▶ _Given problem_:
Lay out as a Markdown table the lines starting with the one containing "Text: 3: 3 xyxy=(122,68,140,78)" and going through the one containing "Text: 5: 5 xyxy=(301,22,308,42)", both included, with a column No. for the row number and a column Line for the line itself; skip any blank lines.

--------------------

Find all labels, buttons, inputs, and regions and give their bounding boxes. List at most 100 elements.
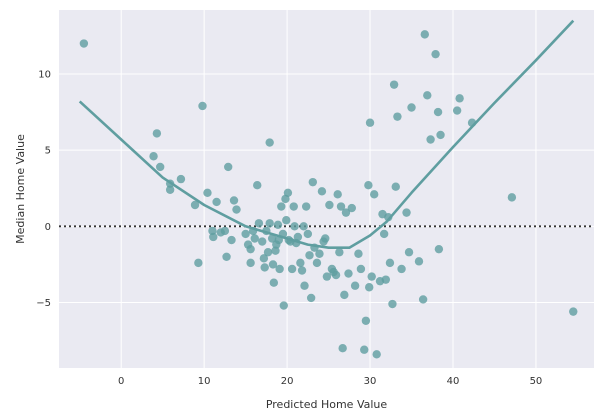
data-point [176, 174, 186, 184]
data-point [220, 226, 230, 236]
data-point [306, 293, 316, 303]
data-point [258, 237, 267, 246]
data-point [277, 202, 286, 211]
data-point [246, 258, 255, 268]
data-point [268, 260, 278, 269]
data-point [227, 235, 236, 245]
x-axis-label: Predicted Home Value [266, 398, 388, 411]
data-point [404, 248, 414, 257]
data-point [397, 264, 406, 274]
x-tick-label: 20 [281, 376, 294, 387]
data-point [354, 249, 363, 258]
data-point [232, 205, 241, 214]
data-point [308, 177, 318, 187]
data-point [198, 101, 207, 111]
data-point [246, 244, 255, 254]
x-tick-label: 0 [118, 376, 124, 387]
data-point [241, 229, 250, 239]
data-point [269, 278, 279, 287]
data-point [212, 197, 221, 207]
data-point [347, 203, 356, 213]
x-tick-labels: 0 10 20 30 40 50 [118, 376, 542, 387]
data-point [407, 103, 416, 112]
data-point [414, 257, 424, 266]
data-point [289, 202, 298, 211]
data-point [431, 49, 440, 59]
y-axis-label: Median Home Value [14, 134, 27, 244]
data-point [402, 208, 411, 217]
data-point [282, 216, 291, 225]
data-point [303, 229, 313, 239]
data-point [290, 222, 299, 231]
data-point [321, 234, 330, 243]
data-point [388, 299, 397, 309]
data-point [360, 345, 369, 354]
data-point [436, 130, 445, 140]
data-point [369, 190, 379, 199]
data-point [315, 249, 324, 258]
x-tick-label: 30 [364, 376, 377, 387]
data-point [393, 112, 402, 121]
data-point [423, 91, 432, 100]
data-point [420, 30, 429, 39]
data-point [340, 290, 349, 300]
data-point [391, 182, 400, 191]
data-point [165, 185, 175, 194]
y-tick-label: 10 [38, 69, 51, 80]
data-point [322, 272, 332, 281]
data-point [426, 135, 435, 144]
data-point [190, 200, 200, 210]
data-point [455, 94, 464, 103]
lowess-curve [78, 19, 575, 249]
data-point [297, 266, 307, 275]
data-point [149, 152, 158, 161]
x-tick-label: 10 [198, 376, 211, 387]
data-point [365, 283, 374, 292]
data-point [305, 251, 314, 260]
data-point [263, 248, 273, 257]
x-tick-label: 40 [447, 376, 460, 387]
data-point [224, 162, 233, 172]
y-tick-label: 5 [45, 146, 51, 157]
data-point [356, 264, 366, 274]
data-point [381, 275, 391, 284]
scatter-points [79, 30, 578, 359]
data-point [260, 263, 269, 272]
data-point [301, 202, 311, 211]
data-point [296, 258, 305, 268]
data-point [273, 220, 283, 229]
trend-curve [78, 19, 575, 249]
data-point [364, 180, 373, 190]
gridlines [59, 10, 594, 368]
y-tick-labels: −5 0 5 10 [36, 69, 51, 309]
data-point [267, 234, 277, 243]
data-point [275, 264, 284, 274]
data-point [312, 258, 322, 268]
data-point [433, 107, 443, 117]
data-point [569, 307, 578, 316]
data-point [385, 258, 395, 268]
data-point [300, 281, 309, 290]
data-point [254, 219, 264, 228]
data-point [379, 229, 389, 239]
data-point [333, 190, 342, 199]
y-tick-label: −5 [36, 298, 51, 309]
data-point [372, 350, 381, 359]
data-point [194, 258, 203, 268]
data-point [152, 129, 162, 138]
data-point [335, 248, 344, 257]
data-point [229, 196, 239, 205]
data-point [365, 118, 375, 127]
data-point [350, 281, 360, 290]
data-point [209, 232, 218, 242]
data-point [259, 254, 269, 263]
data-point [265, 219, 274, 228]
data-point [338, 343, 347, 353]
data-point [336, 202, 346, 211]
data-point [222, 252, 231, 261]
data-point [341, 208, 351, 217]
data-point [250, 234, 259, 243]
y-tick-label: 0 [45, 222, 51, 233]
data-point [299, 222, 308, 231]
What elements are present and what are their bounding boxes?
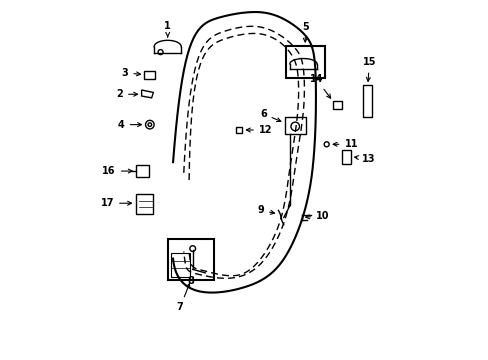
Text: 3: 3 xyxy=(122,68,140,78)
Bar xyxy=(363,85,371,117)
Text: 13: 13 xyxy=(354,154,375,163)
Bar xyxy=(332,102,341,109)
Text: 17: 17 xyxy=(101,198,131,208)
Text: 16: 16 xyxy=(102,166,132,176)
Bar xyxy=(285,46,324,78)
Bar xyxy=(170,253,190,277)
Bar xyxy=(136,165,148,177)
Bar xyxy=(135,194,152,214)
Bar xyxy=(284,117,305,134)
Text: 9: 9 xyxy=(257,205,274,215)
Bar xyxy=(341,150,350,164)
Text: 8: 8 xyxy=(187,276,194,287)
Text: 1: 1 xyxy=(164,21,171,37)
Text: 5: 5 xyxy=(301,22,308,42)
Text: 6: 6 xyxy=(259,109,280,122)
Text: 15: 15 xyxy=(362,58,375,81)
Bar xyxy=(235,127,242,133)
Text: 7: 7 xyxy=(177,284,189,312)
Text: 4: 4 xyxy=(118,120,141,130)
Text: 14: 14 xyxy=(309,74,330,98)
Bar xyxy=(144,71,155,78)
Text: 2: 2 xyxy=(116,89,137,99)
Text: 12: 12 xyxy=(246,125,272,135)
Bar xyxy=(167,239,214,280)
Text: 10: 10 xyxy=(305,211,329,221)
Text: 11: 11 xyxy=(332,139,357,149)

--------------------

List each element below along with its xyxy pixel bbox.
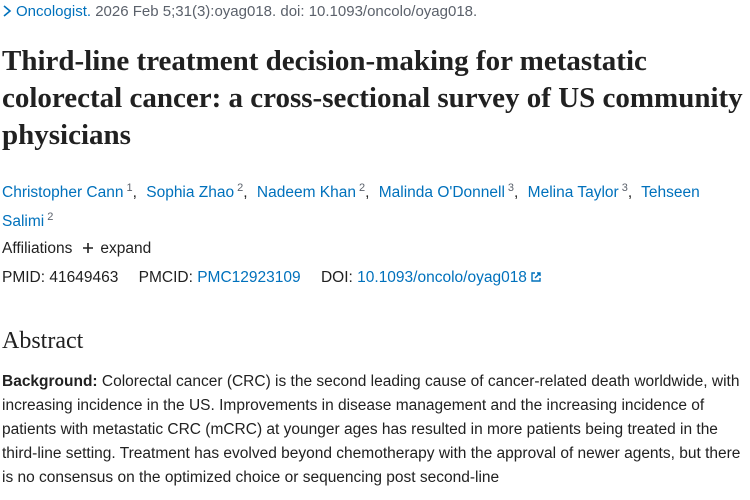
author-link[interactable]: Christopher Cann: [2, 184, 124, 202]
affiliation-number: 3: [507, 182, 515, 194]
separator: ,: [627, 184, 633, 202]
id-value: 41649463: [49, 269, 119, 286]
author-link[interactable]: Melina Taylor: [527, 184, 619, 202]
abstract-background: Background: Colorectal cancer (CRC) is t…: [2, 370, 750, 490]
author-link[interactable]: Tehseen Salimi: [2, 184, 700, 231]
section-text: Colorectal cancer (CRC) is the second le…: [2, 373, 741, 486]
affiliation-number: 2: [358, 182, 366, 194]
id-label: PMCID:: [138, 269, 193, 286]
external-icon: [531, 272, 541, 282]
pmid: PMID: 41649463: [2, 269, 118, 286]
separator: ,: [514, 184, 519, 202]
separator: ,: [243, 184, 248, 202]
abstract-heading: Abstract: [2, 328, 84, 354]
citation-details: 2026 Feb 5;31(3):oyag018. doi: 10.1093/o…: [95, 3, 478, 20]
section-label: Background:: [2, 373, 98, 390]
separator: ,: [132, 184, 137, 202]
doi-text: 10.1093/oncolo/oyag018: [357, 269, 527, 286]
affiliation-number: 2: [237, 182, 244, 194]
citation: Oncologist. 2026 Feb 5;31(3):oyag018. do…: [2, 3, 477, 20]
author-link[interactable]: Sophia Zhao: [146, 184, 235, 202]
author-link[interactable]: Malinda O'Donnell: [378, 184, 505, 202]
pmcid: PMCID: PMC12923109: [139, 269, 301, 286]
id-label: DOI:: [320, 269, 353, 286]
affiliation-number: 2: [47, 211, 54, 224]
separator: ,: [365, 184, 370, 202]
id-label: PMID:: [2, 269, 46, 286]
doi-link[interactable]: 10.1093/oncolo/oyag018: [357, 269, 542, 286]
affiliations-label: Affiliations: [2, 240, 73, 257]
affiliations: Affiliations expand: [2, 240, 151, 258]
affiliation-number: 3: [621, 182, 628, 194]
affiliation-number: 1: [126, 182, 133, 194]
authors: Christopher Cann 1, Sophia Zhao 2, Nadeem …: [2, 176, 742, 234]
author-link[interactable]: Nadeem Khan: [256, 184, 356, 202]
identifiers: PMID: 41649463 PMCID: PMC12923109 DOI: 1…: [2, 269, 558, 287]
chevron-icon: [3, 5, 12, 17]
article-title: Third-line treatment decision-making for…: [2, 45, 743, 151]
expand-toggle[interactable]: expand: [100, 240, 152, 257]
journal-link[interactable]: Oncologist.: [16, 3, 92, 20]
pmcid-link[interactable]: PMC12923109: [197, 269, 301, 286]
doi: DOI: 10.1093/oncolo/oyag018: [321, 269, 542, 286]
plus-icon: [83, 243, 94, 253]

--------------------

▶ _Answer to the problem_:
| No. | Line |
|---|---|
| 1 | Text: 3: 3 xyxy=(122,68,140,78) |
| 2 | Bar xyxy=(363,85,371,117) |
| 3 | Text: 13: 13 xyxy=(354,154,375,163) |
| 4 | Bar xyxy=(332,102,341,109) |
| 5 | Text: 17: 17 xyxy=(101,198,131,208) |
| 6 | Text: 16: 16 xyxy=(102,166,132,176) |
| 7 | Bar xyxy=(285,46,324,78) |
| 8 | Bar xyxy=(170,253,190,277) |
| 9 | Bar xyxy=(136,165,148,177) |
| 10 | Bar xyxy=(135,194,152,214) |
| 11 | Bar xyxy=(284,117,305,134) |
| 12 | Text: 9: 9 xyxy=(257,205,274,215) |
| 13 | Bar xyxy=(341,150,350,164) |
| 14 | Text: 8: 8 xyxy=(187,276,194,287) |
| 15 | Text: 1: 1 xyxy=(164,21,171,37) |
| 16 | Text: 5: 5 xyxy=(301,22,308,42) |